»»

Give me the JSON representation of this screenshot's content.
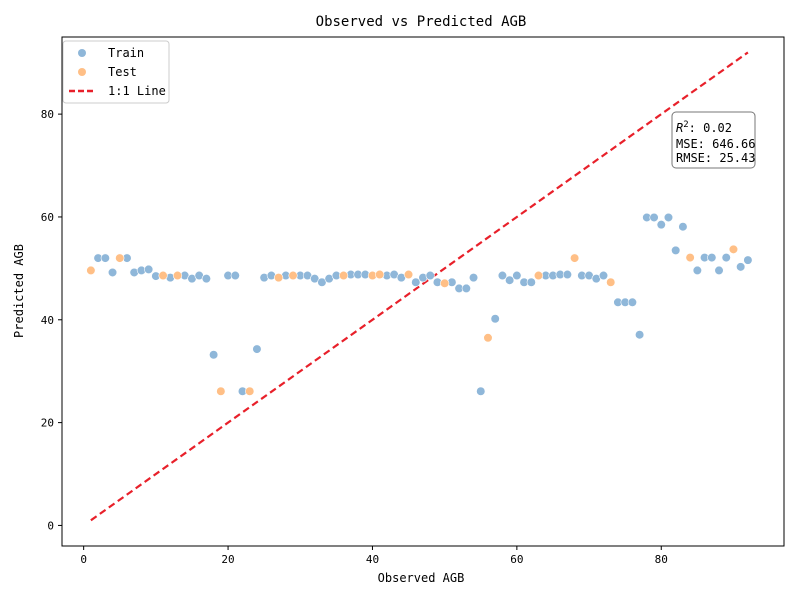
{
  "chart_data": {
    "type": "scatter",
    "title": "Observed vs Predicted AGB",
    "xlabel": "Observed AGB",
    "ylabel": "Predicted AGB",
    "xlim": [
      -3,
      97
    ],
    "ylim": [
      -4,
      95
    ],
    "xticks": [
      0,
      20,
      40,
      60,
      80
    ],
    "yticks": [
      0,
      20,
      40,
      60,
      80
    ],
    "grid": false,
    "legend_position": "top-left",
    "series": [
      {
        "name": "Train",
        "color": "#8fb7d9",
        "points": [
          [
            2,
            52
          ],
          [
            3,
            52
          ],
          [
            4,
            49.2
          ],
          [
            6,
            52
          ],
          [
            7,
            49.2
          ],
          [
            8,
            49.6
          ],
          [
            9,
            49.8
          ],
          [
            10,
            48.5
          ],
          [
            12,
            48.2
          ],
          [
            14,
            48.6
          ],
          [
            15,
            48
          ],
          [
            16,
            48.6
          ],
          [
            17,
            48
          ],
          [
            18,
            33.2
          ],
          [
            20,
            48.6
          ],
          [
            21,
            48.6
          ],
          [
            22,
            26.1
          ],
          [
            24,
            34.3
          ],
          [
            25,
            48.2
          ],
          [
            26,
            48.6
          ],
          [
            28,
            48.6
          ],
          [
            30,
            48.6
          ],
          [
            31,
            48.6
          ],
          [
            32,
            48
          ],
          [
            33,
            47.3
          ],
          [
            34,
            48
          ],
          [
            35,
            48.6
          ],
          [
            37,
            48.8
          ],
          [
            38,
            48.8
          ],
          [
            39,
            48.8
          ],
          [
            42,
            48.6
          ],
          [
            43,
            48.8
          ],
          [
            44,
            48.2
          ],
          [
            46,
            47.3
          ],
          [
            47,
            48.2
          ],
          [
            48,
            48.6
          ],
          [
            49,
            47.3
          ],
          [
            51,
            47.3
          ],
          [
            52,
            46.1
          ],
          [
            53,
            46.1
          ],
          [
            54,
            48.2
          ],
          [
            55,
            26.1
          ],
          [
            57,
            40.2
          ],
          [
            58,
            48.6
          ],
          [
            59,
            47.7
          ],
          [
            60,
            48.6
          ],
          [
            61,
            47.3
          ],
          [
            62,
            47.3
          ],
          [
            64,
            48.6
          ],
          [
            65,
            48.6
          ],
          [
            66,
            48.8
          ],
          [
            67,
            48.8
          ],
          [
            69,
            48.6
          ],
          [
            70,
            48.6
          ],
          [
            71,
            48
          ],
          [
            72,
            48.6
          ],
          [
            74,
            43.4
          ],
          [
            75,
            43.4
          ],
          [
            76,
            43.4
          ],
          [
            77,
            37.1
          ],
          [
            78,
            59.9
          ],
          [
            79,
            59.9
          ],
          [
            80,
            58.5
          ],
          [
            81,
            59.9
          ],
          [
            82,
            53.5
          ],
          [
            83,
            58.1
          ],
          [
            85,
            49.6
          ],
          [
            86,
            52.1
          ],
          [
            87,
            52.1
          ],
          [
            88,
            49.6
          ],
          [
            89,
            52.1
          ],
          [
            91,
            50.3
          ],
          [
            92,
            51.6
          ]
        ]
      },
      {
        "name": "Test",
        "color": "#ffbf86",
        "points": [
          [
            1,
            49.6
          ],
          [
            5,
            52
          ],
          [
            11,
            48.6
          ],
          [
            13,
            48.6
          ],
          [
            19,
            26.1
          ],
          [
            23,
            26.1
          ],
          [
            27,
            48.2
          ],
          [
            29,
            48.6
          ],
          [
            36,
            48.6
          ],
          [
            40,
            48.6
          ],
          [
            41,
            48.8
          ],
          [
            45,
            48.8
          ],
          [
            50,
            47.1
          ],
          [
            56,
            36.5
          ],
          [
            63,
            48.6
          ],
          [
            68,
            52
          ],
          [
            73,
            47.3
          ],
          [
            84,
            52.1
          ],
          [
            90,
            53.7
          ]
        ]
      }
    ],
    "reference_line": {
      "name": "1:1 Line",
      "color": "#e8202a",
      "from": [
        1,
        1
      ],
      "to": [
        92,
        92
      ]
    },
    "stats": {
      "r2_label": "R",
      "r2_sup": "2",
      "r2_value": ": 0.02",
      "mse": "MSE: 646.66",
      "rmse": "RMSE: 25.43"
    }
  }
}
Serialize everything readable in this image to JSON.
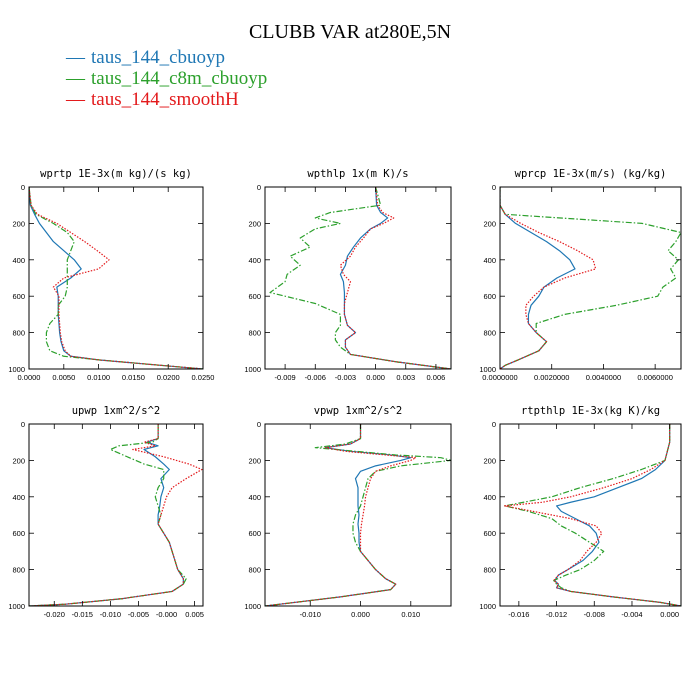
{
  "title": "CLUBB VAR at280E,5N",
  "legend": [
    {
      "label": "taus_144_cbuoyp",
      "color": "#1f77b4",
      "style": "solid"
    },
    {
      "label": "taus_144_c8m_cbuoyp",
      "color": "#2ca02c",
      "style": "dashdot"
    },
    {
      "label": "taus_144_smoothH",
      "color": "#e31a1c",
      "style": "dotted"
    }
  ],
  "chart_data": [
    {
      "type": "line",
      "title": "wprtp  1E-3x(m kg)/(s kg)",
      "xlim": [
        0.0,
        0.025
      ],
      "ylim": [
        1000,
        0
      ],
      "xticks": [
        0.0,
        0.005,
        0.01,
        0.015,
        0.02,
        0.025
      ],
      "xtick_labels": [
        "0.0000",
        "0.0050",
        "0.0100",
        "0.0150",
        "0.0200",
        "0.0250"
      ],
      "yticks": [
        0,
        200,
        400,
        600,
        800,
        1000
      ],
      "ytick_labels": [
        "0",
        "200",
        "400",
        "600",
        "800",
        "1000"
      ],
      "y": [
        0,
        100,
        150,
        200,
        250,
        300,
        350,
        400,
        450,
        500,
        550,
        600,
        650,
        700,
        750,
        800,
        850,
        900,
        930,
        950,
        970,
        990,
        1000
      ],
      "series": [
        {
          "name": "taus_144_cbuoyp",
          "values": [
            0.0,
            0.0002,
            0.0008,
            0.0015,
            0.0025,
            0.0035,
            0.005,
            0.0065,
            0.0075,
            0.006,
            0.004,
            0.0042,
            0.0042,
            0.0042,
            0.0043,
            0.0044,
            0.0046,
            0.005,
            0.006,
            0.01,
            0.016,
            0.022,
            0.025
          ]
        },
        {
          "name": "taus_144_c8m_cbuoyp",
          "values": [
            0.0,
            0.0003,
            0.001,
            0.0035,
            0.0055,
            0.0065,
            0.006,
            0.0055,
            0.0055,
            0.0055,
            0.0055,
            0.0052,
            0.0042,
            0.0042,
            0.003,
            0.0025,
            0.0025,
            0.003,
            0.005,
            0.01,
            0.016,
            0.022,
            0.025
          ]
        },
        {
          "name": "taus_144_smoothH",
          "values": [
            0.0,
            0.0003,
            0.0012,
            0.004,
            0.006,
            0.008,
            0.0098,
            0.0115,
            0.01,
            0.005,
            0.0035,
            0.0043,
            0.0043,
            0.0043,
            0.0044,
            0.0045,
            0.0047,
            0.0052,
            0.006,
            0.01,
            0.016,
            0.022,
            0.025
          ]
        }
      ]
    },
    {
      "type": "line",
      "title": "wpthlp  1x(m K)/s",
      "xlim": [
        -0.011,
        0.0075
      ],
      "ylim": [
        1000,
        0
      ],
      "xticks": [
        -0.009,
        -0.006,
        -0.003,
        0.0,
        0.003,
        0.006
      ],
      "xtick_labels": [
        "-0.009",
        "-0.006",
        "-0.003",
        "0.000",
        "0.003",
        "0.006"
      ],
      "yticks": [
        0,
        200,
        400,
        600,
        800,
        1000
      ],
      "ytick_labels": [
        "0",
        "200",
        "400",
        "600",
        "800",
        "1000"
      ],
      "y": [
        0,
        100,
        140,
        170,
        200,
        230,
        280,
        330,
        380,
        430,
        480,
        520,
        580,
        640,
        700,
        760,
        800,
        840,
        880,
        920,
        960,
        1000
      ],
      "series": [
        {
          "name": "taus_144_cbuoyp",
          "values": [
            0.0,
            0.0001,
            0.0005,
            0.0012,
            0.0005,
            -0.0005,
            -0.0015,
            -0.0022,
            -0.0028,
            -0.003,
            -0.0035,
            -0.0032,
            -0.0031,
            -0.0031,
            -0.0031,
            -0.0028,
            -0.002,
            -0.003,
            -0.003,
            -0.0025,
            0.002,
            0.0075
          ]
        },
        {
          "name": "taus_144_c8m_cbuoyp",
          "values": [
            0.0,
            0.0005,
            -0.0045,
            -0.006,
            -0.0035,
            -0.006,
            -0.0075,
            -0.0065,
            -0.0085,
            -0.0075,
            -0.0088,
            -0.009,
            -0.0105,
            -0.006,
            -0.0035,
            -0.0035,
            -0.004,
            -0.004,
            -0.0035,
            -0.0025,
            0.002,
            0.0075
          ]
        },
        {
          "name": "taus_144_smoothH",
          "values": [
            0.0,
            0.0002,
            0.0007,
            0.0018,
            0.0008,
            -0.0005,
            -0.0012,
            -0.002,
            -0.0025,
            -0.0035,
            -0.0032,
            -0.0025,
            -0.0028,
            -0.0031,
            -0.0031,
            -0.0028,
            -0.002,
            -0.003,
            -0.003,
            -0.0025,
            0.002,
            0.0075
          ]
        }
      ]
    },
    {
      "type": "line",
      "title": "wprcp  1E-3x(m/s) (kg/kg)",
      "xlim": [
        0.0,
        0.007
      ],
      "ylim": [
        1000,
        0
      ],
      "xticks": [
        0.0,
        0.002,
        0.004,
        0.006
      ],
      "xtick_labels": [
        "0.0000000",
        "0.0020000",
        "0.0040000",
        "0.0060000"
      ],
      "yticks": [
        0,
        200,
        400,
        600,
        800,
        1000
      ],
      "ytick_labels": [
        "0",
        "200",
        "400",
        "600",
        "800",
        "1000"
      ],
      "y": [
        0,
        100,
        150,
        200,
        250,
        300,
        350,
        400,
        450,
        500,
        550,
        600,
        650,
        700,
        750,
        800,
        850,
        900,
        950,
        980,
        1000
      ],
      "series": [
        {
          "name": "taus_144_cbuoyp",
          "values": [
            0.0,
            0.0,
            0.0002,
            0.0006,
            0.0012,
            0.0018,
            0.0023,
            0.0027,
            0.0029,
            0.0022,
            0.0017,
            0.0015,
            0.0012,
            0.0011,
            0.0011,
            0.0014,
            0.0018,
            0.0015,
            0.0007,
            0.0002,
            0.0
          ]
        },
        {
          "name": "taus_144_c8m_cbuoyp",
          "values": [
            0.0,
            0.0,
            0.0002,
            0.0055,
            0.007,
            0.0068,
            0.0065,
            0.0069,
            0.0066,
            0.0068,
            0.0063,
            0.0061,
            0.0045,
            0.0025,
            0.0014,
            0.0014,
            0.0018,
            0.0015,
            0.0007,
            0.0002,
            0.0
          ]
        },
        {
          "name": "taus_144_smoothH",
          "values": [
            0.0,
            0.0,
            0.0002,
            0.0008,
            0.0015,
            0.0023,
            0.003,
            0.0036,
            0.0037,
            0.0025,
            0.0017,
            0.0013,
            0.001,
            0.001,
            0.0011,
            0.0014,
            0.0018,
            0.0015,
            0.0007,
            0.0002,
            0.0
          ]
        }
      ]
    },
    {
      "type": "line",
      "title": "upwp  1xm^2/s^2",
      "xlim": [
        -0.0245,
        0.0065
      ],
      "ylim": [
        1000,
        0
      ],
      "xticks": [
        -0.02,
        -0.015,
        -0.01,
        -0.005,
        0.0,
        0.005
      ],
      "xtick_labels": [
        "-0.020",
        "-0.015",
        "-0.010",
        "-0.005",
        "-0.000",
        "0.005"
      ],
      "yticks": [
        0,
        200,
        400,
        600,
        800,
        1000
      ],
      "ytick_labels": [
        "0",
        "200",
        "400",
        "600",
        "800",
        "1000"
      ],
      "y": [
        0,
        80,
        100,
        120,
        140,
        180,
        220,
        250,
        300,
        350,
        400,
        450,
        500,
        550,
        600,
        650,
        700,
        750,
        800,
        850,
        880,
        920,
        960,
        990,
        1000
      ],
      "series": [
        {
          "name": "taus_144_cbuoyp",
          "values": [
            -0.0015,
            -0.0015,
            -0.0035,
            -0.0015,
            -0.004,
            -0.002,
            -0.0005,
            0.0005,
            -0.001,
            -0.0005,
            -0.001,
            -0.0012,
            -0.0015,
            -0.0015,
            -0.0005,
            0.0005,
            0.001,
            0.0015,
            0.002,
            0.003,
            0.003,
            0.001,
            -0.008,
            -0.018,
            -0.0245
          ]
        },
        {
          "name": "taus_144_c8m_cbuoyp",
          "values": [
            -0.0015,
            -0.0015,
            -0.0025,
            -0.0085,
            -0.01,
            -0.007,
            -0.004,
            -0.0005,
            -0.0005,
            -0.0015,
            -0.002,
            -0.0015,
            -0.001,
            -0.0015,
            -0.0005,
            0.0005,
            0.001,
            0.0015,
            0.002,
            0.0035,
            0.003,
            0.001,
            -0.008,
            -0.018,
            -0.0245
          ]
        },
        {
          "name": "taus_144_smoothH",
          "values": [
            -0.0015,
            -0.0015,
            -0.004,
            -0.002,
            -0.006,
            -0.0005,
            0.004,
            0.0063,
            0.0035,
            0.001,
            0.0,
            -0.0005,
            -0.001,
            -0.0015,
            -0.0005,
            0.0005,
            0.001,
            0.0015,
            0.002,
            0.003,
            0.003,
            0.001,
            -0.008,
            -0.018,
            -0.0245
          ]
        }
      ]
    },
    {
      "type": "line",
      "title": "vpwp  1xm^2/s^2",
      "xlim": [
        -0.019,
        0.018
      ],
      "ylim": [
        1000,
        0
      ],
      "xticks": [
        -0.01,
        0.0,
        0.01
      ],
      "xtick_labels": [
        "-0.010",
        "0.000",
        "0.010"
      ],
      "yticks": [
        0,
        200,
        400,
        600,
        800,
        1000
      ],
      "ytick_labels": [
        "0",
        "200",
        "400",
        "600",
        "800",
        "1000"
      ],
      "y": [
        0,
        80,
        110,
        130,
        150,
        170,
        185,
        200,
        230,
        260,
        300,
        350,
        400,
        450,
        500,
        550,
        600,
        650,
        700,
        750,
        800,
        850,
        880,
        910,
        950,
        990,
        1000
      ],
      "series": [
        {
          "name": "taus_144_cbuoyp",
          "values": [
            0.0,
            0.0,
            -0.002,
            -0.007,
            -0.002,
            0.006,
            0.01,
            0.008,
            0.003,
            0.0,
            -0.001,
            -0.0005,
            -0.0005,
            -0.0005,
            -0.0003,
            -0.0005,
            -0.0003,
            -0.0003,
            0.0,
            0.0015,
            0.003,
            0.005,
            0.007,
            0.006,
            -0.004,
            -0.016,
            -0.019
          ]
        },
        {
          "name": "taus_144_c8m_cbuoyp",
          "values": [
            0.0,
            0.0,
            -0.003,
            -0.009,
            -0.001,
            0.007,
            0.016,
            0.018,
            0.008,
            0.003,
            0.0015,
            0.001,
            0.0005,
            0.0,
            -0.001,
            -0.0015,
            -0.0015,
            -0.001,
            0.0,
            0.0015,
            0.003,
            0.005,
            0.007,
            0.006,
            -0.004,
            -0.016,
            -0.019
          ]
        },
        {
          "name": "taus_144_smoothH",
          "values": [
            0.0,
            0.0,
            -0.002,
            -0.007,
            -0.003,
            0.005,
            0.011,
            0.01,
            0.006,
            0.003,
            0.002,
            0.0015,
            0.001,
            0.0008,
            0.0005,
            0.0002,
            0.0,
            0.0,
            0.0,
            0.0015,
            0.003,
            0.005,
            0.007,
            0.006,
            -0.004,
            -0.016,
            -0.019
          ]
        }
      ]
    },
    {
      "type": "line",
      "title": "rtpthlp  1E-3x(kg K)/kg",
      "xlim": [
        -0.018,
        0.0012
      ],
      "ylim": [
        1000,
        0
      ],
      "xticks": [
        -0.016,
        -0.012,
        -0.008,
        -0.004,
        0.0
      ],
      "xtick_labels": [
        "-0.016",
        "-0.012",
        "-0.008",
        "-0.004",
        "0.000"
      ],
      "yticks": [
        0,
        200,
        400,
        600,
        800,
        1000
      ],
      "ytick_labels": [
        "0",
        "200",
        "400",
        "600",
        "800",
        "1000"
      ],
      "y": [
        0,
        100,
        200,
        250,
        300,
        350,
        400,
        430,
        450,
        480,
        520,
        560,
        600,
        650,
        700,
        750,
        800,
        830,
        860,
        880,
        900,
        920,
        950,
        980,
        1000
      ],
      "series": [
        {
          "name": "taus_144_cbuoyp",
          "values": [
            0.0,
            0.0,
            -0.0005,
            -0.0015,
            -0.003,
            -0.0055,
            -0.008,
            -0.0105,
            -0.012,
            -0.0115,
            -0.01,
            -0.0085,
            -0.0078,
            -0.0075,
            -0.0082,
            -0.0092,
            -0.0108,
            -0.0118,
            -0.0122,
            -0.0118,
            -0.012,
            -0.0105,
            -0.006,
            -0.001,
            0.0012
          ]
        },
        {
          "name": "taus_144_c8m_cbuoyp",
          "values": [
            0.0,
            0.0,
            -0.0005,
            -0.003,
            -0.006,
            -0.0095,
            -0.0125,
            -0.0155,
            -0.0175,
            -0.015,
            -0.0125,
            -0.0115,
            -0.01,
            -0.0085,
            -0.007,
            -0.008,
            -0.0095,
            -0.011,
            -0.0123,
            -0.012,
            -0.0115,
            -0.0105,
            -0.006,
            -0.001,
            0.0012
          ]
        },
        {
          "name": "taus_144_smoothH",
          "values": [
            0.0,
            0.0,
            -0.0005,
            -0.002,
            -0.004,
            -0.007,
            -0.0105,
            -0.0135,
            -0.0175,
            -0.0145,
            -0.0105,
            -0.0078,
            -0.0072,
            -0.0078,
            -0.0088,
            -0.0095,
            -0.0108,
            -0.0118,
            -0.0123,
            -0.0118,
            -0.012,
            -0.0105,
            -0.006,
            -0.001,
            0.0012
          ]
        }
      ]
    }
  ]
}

««

**GIVEN PROBLEM:** Look through the data and show every line containing "Observed".

**TASK SOLUTION:**
    "title": "Observed vs Predicted AGB",
    "xlabel": "Observed AGB",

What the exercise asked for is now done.